Work to be completed: Could every line of the data be printed exactly as it reads?

━━━━━ Raw data

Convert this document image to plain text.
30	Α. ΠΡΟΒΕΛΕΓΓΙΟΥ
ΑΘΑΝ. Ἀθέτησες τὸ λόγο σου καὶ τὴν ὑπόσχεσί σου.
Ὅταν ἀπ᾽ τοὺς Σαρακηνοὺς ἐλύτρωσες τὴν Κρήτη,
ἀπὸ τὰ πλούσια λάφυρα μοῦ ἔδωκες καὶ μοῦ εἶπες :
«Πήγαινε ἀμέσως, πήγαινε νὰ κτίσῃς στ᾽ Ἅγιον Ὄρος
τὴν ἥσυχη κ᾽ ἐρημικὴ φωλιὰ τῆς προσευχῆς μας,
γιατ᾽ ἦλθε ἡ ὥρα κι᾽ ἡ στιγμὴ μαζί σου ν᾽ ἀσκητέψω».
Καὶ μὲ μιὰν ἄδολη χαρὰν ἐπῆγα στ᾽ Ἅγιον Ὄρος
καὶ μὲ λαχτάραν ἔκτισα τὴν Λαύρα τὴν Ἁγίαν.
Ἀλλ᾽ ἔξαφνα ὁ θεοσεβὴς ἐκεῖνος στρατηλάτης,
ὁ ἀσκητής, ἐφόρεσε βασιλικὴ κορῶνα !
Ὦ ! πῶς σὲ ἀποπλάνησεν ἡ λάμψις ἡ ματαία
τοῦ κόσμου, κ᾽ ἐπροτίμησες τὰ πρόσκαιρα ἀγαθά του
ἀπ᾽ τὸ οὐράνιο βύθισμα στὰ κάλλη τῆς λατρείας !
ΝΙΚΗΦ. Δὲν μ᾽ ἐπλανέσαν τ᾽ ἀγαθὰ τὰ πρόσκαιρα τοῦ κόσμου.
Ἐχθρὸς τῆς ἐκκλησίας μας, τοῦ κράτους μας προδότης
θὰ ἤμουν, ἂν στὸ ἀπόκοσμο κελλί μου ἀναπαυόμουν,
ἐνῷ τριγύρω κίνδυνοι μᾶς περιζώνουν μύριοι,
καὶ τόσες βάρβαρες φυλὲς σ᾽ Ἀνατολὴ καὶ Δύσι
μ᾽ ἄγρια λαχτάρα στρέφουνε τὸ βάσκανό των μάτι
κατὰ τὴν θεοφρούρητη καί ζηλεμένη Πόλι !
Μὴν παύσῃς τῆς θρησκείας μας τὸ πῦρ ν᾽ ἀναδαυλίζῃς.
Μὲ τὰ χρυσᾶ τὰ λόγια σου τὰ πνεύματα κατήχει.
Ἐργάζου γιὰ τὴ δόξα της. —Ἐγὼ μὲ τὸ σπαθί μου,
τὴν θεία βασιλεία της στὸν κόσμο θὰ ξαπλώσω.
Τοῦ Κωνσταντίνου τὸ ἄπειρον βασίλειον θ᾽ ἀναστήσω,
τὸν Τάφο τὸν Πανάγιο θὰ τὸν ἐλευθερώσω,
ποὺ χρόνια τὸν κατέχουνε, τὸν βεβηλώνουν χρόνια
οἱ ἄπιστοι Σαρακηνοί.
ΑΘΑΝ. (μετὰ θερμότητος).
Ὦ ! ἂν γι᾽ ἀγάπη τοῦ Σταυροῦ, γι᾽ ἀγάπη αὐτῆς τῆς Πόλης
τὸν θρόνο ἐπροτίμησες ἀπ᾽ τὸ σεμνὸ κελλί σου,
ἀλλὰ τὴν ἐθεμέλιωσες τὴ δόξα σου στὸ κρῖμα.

━━━━━━━━━━

Final result:
Convert this document image to plain text.
30	Α. ΠΡΟΒΕΛΕΓΓΙΟΥ
ΑΘΑΝ. Ἀθέτησες τὸ λόγο σου καὶ τὴν ὑπόσχεσί σου.
Ὅταν ἀπ᾽ τοὺς Σαρακηνοὺς ἐλύτρωσες τὴν Κρήτη,
ἀπὸ τὰ πλούσια λάφυρα μοῦ ἔδωκες καὶ μοῦ εἶπες :
«Πήγαινε ἀμέσως, πήγαινε νὰ κτίσῃς στ᾽ Ἅγιον Ὄρος
τὴν ἥσυχη κ᾽ ἐρημικὴ φωλιὰ τῆς προσευχῆς μας,
γιατ᾽ ἦλθε ἡ ὥρα κι᾽ ἡ στιγμὴ μαζί σου ν᾽ ἀσκητέψω».
Καὶ μὲ μιὰν ἄδολη χαρὰν ἐπῆγα στ᾽ Ἅγιον Ὄρος
καὶ μὲ λαχτάραν ἔκτισα τὴν Λαύρα τὴν Ἁγίαν.
Ἀλλ᾽ ἔξαφνα ὁ θεοσεβὴς ἐκεῖνος στρατηλάτης,
ὁ ἀσκητής, ἐφόρεσε βασιλικὴ κορῶνα !
Ὦ ! πῶς σὲ ἀποπλάνησεν ἡ λάμψις ἡ ματαία
τοῦ κόσμου, κ᾽ ἐπροτίμησες τὰ πρόσκαιρα ἀγαθά του
ἀπ᾽ τὸ οὐράνιο βύθισμα στὰ κάλλη τῆς λατρείας !
ΝΙΚΗΦ. Δὲν μ᾽ ἐπλανέσαν τ᾽ ἀγαθὰ τὰ πρόσκαιρα τοῦ κόσμου.
Ἐχθρὸς τῆς ἐκκλησίας μας, τοῦ κράτους μας προδότης
θὰ ἤμουν, ἂν στὸ ἀπόκοσμο κελλί μου ἀναπαυόμουν,
ἐνῷ τριγύρω κίνδυνοι μᾶς περιζώνουν μύριοι,
καὶ τόσες βάρβαρες φυλὲς σ᾽ Ἀνατολὴ καὶ Δύσι
μ᾽ ἄγρια λαχτάρα στρέφουνε τὸ βάσκανό των μάτι
κατὰ τὴν θεοφρούρητη καί ζηλεμένη Πόλι !
Μὴν παύσῃς τῆς θρησκείας μας τὸ πῦρ ν᾽ ἀναδαυλίζῃς.
Μὲ τὰ χρυσᾶ τὰ λόγια σου τὰ πνεύματα κατήχει.
Ἐργάζου γιὰ τὴ δόξα της. —Ἐγὼ μὲ τὸ σπαθί μου,
τὴν θεία βασιλεία της στὸν κόσμο θὰ ξαπλώσω.
Τοῦ Κωνσταντίνου τὸ ἄπειρον βασίλειον θ᾽ ἀναστήσω,
τὸν Τάφο τὸν Πανάγιο θὰ τὸν ἐλευθερώσω,
ποὺ χρόνια τὸν κατέχουνε, τὸν βεβηλώνουν χρόνια
οἱ ἄπιστοι Σαρακηνοί.
ΑΘΑΝ. (μετὰ θερμότητος).
Ὦ ! ἂν γι᾽ ἀγάπη τοῦ Σταυροῦ, γι᾽ ἀγάπη αὐτῆς τῆς Πόλης
τὸν θρόνο ἐπροτίμησες ἀπ᾽ τὸ σεμνὸ κελλί σου,
ἀλλὰ τὴν ἐθεμέλιωσες τὴ δόξα σου στὸ κρῖμα.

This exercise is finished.